• Material provided:
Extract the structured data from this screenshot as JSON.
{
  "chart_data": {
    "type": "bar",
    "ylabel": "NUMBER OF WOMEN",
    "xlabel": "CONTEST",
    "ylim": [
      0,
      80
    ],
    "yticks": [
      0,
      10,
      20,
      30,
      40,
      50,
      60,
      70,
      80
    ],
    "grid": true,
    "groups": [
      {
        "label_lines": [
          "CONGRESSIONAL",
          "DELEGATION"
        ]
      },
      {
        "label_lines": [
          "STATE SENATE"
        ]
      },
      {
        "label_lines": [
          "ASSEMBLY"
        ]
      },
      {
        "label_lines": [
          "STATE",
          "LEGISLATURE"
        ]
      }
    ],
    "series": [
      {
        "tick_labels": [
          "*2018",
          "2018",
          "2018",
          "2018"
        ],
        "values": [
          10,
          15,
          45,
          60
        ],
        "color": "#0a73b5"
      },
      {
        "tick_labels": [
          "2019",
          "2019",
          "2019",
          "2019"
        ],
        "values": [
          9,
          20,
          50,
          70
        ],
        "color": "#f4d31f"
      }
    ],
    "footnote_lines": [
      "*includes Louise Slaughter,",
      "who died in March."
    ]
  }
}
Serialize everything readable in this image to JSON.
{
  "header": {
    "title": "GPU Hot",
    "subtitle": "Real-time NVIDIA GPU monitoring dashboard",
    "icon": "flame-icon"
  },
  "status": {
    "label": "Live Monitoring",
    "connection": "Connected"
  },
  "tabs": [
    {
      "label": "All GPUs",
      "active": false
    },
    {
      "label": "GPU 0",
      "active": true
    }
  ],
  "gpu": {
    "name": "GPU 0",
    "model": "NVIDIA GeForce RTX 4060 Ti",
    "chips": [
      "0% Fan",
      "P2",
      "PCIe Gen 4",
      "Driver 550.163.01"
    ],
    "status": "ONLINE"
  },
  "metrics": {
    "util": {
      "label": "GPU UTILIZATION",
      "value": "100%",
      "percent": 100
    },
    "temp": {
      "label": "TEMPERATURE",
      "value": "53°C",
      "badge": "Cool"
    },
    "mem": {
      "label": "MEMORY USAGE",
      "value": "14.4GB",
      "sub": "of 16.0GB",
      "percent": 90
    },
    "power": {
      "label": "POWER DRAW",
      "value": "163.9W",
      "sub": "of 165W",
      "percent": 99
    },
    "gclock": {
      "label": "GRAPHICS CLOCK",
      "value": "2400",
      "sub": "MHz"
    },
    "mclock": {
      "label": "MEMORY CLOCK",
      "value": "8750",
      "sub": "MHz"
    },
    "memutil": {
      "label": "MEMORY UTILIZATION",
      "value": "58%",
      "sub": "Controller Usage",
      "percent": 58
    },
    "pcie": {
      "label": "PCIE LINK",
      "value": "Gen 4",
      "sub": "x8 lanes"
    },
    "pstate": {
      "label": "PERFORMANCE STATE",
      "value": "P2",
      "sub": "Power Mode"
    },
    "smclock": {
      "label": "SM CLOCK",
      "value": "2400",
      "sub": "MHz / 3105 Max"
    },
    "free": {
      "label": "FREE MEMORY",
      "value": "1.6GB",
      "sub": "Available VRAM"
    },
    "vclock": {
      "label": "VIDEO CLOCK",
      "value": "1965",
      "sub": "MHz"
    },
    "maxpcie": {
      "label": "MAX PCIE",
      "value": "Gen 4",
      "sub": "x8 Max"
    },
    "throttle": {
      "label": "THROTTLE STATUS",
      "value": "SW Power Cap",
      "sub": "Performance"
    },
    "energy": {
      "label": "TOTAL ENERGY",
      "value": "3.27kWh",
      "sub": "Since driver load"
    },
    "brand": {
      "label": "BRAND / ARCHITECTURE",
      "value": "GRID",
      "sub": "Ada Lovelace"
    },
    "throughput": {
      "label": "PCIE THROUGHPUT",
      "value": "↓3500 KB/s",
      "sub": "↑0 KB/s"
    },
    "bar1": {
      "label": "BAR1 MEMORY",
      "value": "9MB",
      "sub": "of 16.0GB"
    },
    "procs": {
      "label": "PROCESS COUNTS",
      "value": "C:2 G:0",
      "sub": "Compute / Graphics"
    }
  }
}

• What this task involves: Transcribe the whole listing exactly.

• Result of this task:
Extract the structured data from this screenshot as JSON.
{
  "chart_data": {
    "type": "bar",
    "ylabel": "NUMBER OF WOMEN",
    "xlabel": "CONTEST",
    "ylim": [
      0,
      80
    ],
    "yticks": [
      0,
      10,
      20,
      30,
      40,
      50,
      60,
      70,
      80
    ],
    "grid": true,
    "groups": [
      {
        "label_lines": [
          "CONGRESSIONAL",
          "DELEGATION"
        ]
      },
      {
        "label_lines": [
          "STATE SENATE"
        ]
      },
      {
        "label_lines": [
          "ASSEMBLY"
        ]
      },
      {
        "label_lines": [
          "STATE",
          "LEGISLATURE"
        ]
      }
    ],
    "series": [
      {
        "tick_labels": [
          "*2018",
          "2018",
          "2018",
          "2018"
        ],
        "values": [
          10,
          15,
          45,
          60
        ],
        "color": "#0a73b5"
      },
      {
        "tick_labels": [
          "2019",
          "2019",
          "2019",
          "2019"
        ],
        "values": [
          9,
          20,
          50,
          70
        ],
        "color": "#f4d31f"
      }
    ],
    "footnote_lines": [
      "*includes Louise Slaughter,",
      "who died in March."
    ]
  }
}
Serialize everything readable in this image to JSON.
{
  "header": {
    "title": "GPU Hot",
    "subtitle": "Real-time NVIDIA GPU monitoring dashboard",
    "icon": "flame-icon"
  },
  "status": {
    "label": "Live Monitoring",
    "connection": "Connected"
  },
  "tabs": [
    {
      "label": "All GPUs",
      "active": false
    },
    {
      "label": "GPU 0",
      "active": true
    }
  ],
  "gpu": {
    "name": "GPU 0",
    "model": "NVIDIA GeForce RTX 4060 Ti",
    "chips": [
      "0% Fan",
      "P2",
      "PCIe Gen 4",
      "Driver 550.163.01"
    ],
    "status": "ONLINE"
  },
  "metrics": {
    "util": {
      "label": "GPU UTILIZATION",
      "value": "100%",
      "percent": 100
    },
    "temp": {
      "label": "TEMPERATURE",
      "value": "53°C",
      "badge": "Cool"
    },
    "mem": {
      "label": "MEMORY USAGE",
      "value": "14.4GB",
      "sub": "of 16.0GB",
      "percent": 90
    },
    "power": {
      "label": "POWER DRAW",
      "value": "163.9W",
      "sub": "of 165W",
      "percent": 99
    },
    "gclock": {
      "label": "GRAPHICS CLOCK",
      "value": "2400",
      "sub": "MHz"
    },
    "mclock": {
      "label": "MEMORY CLOCK",
      "value": "8750",
      "sub": "MHz"
    },
    "memutil": {
      "label": "MEMORY UTILIZATION",
      "value": "58%",
      "sub": "Controller Usage",
      "percent": 58
    },
    "pcie": {
      "label": "PCIE LINK",
      "value": "Gen 4",
      "sub": "x8 lanes"
    },
    "pstate": {
      "label": "PERFORMANCE STATE",
      "value": "P2",
      "sub": "Power Mode"
    },
    "smclock": {
      "label": "SM CLOCK",
      "value": "2400",
      "sub": "MHz / 3105 Max"
    },
    "free": {
      "label": "FREE MEMORY",
      "value": "1.6GB",
      "sub": "Available VRAM"
    },
    "vclock": {
      "label": "VIDEO CLOCK",
      "value": "1965",
      "sub": "MHz"
    },
    "maxpcie": {
      "label": "MAX PCIE",
      "value": "Gen 4",
      "sub": "x8 Max"
    },
    "throttle": {
      "label": "THROTTLE STATUS",
      "value": "SW Power Cap",
      "sub": "Performance"
    },
    "energy": {
      "label": "TOTAL ENERGY",
      "value": "3.27kWh",
      "sub": "Since driver load"
    },
    "brand": {
      "label": "BRAND / ARCHITECTURE",
      "value": "GRID",
      "sub": "Ada Lovelace"
    },
    "throughput": {
      "label": "PCIE THROUGHPUT",
      "value": "↓3500 KB/s",
      "sub": "↑0 KB/s"
    },
    "bar1": {
      "label": "BAR1 MEMORY",
      "value": "9MB",
      "sub": "of 16.0GB"
    },
    "procs": {
      "label": "PROCESS COUNTS",
      "value": "C:2 G:0",
      "sub": "Compute / Graphics"
    }
  }
}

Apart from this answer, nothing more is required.